• [Taakomschrijving]
Herschrijf de items hieronder en vervang daarin elke "expand-triangle-icon" door "toggle-triangle-icon". Laat al het overige ongewijzigd.

(Opgeslagen items uit een collectie)

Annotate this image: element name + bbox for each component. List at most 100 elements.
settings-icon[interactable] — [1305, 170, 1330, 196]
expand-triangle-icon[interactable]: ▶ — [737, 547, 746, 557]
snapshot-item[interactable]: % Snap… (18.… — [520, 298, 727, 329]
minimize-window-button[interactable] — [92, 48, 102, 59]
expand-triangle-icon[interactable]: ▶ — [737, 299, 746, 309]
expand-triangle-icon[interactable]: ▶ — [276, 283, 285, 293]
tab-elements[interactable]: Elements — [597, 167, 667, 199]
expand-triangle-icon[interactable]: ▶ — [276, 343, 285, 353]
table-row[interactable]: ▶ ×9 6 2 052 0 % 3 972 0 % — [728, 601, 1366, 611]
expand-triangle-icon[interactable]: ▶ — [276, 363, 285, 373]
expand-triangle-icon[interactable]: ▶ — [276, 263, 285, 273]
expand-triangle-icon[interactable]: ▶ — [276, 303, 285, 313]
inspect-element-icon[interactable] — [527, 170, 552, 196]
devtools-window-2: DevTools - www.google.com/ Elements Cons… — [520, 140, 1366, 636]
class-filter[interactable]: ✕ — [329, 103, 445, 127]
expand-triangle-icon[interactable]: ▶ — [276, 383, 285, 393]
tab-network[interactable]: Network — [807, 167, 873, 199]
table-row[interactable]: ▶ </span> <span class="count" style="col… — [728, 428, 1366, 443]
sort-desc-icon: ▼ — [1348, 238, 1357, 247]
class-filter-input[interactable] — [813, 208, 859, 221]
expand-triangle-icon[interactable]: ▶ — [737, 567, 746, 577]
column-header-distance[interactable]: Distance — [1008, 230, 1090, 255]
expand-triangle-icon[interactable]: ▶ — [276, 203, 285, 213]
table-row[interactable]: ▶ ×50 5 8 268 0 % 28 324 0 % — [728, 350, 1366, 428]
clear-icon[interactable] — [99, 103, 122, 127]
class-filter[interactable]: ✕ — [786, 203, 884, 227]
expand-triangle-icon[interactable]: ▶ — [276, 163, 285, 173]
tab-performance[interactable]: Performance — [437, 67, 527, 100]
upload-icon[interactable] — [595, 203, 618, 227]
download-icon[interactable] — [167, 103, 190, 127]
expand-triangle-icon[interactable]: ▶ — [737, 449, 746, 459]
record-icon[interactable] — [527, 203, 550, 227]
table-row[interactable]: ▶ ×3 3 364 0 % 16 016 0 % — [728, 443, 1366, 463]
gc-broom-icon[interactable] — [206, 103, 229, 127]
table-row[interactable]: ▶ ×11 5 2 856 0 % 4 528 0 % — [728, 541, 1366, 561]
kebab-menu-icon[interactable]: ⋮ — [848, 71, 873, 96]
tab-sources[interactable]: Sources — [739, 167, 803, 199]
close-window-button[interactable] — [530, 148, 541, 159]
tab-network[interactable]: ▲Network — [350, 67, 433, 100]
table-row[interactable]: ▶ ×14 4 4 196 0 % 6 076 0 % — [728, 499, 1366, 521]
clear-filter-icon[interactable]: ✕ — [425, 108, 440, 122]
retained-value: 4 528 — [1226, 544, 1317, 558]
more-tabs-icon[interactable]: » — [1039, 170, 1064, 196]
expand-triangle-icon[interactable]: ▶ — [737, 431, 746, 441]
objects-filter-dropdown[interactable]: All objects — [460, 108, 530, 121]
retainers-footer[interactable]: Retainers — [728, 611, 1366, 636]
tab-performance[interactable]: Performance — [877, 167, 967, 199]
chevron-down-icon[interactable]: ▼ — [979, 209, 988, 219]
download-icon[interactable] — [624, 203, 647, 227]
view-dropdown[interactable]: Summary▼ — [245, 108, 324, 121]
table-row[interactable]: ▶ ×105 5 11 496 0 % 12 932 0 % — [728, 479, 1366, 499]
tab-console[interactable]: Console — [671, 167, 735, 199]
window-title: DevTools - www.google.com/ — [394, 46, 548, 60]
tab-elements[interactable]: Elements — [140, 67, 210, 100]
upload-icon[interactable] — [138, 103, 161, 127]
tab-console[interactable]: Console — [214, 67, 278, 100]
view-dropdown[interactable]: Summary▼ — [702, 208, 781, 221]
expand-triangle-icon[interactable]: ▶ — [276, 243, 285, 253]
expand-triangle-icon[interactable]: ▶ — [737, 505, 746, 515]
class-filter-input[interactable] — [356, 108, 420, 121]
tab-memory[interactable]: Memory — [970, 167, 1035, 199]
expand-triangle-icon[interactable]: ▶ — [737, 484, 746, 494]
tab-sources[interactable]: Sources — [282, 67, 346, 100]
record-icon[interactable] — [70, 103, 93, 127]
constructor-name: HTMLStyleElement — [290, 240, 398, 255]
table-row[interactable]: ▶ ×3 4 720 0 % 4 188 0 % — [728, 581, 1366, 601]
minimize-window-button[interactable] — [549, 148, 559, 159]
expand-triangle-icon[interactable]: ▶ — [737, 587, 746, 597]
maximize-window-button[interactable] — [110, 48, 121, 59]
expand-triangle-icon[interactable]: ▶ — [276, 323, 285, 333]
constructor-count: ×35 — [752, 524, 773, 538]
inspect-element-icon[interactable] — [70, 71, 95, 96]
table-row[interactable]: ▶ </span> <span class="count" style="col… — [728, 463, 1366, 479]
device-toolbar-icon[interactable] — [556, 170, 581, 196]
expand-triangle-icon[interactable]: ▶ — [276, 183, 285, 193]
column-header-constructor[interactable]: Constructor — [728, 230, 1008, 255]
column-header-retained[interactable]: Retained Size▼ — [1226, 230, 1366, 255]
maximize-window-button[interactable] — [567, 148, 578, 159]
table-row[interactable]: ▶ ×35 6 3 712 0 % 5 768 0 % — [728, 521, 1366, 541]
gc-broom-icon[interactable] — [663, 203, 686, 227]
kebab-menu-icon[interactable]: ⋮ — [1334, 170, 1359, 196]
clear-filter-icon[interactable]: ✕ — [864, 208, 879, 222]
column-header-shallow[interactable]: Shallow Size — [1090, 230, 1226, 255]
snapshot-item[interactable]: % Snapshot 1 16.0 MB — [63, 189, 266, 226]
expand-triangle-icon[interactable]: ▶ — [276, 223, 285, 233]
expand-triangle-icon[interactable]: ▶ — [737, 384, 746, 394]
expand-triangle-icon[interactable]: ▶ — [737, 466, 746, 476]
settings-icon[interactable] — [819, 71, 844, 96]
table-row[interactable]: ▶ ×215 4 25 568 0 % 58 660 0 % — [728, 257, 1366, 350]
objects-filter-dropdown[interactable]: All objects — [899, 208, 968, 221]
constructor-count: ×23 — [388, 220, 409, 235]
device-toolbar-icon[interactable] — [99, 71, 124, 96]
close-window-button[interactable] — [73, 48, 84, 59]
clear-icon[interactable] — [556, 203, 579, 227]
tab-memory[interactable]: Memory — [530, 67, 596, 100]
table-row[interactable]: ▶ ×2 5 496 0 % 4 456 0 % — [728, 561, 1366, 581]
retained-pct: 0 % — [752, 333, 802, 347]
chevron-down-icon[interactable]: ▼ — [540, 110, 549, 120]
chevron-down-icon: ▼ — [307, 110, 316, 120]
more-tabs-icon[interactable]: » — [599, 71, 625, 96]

• [Antwoord op taak]
Annotate this image: element name + bbox for each component. List at most 100 elements.
settings-icon[interactable] — [1305, 170, 1330, 196]
toggle-triangle-icon[interactable]: ▶ — [737, 547, 746, 557]
snapshot-item[interactable]: % Snap… (18.… — [520, 298, 727, 329]
minimize-window-button[interactable] — [92, 48, 102, 59]
toggle-triangle-icon[interactable]: ▶ — [737, 299, 746, 309]
toggle-triangle-icon[interactable]: ▶ — [276, 283, 285, 293]
tab-elements[interactable]: Elements — [597, 167, 667, 199]
toggle-triangle-icon[interactable]: ▶ — [276, 343, 285, 353]
table-row[interactable]: ▶ ×9 6 2 052 0 % 3 972 0 % — [728, 601, 1366, 611]
toggle-triangle-icon[interactable]: ▶ — [276, 363, 285, 373]
toggle-triangle-icon[interactable]: ▶ — [276, 263, 285, 273]
toggle-triangle-icon[interactable]: ▶ — [276, 303, 285, 313]
inspect-element-icon[interactable] — [527, 170, 552, 196]
devtools-window-2: DevTools - www.google.com/ Elements Cons… — [520, 140, 1366, 636]
class-filter[interactable]: ✕ — [329, 103, 445, 127]
toggle-triangle-icon[interactable]: ▶ — [276, 383, 285, 393]
tab-network[interactable]: Network — [807, 167, 873, 199]
table-row[interactable]: ▶ </span> <span class="count" style="col… — [728, 428, 1366, 443]
sort-desc-icon: ▼ — [1348, 238, 1357, 247]
class-filter-input[interactable] — [813, 208, 859, 221]
toggle-triangle-icon[interactable]: ▶ — [737, 567, 746, 577]
column-header-distance[interactable]: Distance — [1008, 230, 1090, 255]
toggle-triangle-icon[interactable]: ▶ — [276, 203, 285, 213]
table-row[interactable]: ▶ ×50 5 8 268 0 % 28 324 0 % — [728, 350, 1366, 428]
clear-icon[interactable] — [99, 103, 122, 127]
class-filter[interactable]: ✕ — [786, 203, 884, 227]
toggle-triangle-icon[interactable]: ▶ — [276, 163, 285, 173]
tab-performance[interactable]: Performance — [437, 67, 527, 100]
upload-icon[interactable] — [595, 203, 618, 227]
download-icon[interactable] — [167, 103, 190, 127]
toggle-triangle-icon[interactable]: ▶ — [737, 449, 746, 459]
record-icon[interactable] — [527, 203, 550, 227]
table-row[interactable]: ▶ ×3 3 364 0 % 16 016 0 % — [728, 443, 1366, 463]
gc-broom-icon[interactable] — [206, 103, 229, 127]
table-row[interactable]: ▶ ×11 5 2 856 0 % 4 528 0 % — [728, 541, 1366, 561]
kebab-menu-icon[interactable]: ⋮ — [848, 71, 873, 96]
tab-sources[interactable]: Sources — [739, 167, 803, 199]
close-window-button[interactable] — [530, 148, 541, 159]
tab-network[interactable]: ▲Network — [350, 67, 433, 100]
table-row[interactable]: ▶ ×14 4 4 196 0 % 6 076 0 % — [728, 499, 1366, 521]
clear-filter-icon[interactable]: ✕ — [425, 108, 440, 122]
retained-value: 4 528 — [1226, 544, 1317, 558]
more-tabs-icon[interactable]: » — [1039, 170, 1064, 196]
toggle-triangle-icon[interactable]: ▶ — [737, 431, 746, 441]
objects-filter-dropdown[interactable]: All objects — [460, 108, 530, 121]
retainers-footer[interactable]: Retainers — [728, 611, 1366, 636]
tab-performance[interactable]: Performance — [877, 167, 967, 199]
chevron-down-icon[interactable]: ▼ — [979, 209, 988, 219]
download-icon[interactable] — [624, 203, 647, 227]
view-dropdown[interactable]: Summary▼ — [245, 108, 324, 121]
table-row[interactable]: ▶ ×105 5 11 496 0 % 12 932 0 % — [728, 479, 1366, 499]
tab-console[interactable]: Console — [671, 167, 735, 199]
window-title: DevTools - www.google.com/ — [394, 46, 548, 60]
tab-elements[interactable]: Elements — [140, 67, 210, 100]
upload-icon[interactable] — [138, 103, 161, 127]
tab-console[interactable]: Console — [214, 67, 278, 100]
view-dropdown[interactable]: Summary▼ — [702, 208, 781, 221]
toggle-triangle-icon[interactable]: ▶ — [276, 243, 285, 253]
toggle-triangle-icon[interactable]: ▶ — [737, 505, 746, 515]
class-filter-input[interactable] — [356, 108, 420, 121]
tab-memory[interactable]: Memory — [970, 167, 1035, 199]
toggle-triangle-icon[interactable]: ▶ — [737, 484, 746, 494]
tab-sources[interactable]: Sources — [282, 67, 346, 100]
record-icon[interactable] — [70, 103, 93, 127]
constructor-name: HTMLStyleElement — [290, 240, 398, 255]
table-row[interactable]: ▶ ×3 4 720 0 % 4 188 0 % — [728, 581, 1366, 601]
minimize-window-button[interactable] — [549, 148, 559, 159]
toggle-triangle-icon[interactable]: ▶ — [737, 587, 746, 597]
maximize-window-button[interactable] — [110, 48, 121, 59]
toggle-triangle-icon[interactable]: ▶ — [276, 323, 285, 333]
constructor-count: ×35 — [752, 524, 773, 538]
inspect-element-icon[interactable] — [70, 71, 95, 96]
table-row[interactable]: ▶ </span> <span class="count" style="col… — [728, 463, 1366, 479]
device-toolbar-icon[interactable] — [556, 170, 581, 196]
toggle-triangle-icon[interactable]: ▶ — [276, 183, 285, 193]
column-header-constructor[interactable]: Constructor — [728, 230, 1008, 255]
column-header-retained[interactable]: Retained Size▼ — [1226, 230, 1366, 255]
maximize-window-button[interactable] — [567, 148, 578, 159]
table-row[interactable]: ▶ ×35 6 3 712 0 % 5 768 0 % — [728, 521, 1366, 541]
gc-broom-icon[interactable] — [663, 203, 686, 227]
kebab-menu-icon[interactable]: ⋮ — [1334, 170, 1359, 196]
clear-filter-icon[interactable]: ✕ — [864, 208, 879, 222]
column-header-shallow[interactable]: Shallow Size — [1090, 230, 1226, 255]
snapshot-item[interactable]: % Snapshot 1 16.0 MB — [63, 189, 266, 226]
toggle-triangle-icon[interactable]: ▶ — [276, 223, 285, 233]
toggle-triangle-icon[interactable]: ▶ — [737, 384, 746, 394]
toggle-triangle-icon[interactable]: ▶ — [737, 466, 746, 476]
settings-icon[interactable] — [819, 71, 844, 96]
table-row[interactable]: ▶ ×215 4 25 568 0 % 58 660 0 % — [728, 257, 1366, 350]
objects-filter-dropdown[interactable]: All objects — [899, 208, 968, 221]
constructor-count: ×23 — [388, 220, 409, 235]
device-toolbar-icon[interactable] — [99, 71, 124, 96]
close-window-button[interactable] — [73, 48, 84, 59]
clear-icon[interactable] — [556, 203, 579, 227]
tab-memory[interactable]: Memory — [530, 67, 596, 100]
table-row[interactable]: ▶ ×2 5 496 0 % 4 456 0 % — [728, 561, 1366, 581]
retained-pct: 0 % — [752, 333, 802, 347]
chevron-down-icon[interactable]: ▼ — [540, 110, 549, 120]
chevron-down-icon: ▼ — [307, 110, 316, 120]
more-tabs-icon[interactable]: » — [599, 71, 625, 96]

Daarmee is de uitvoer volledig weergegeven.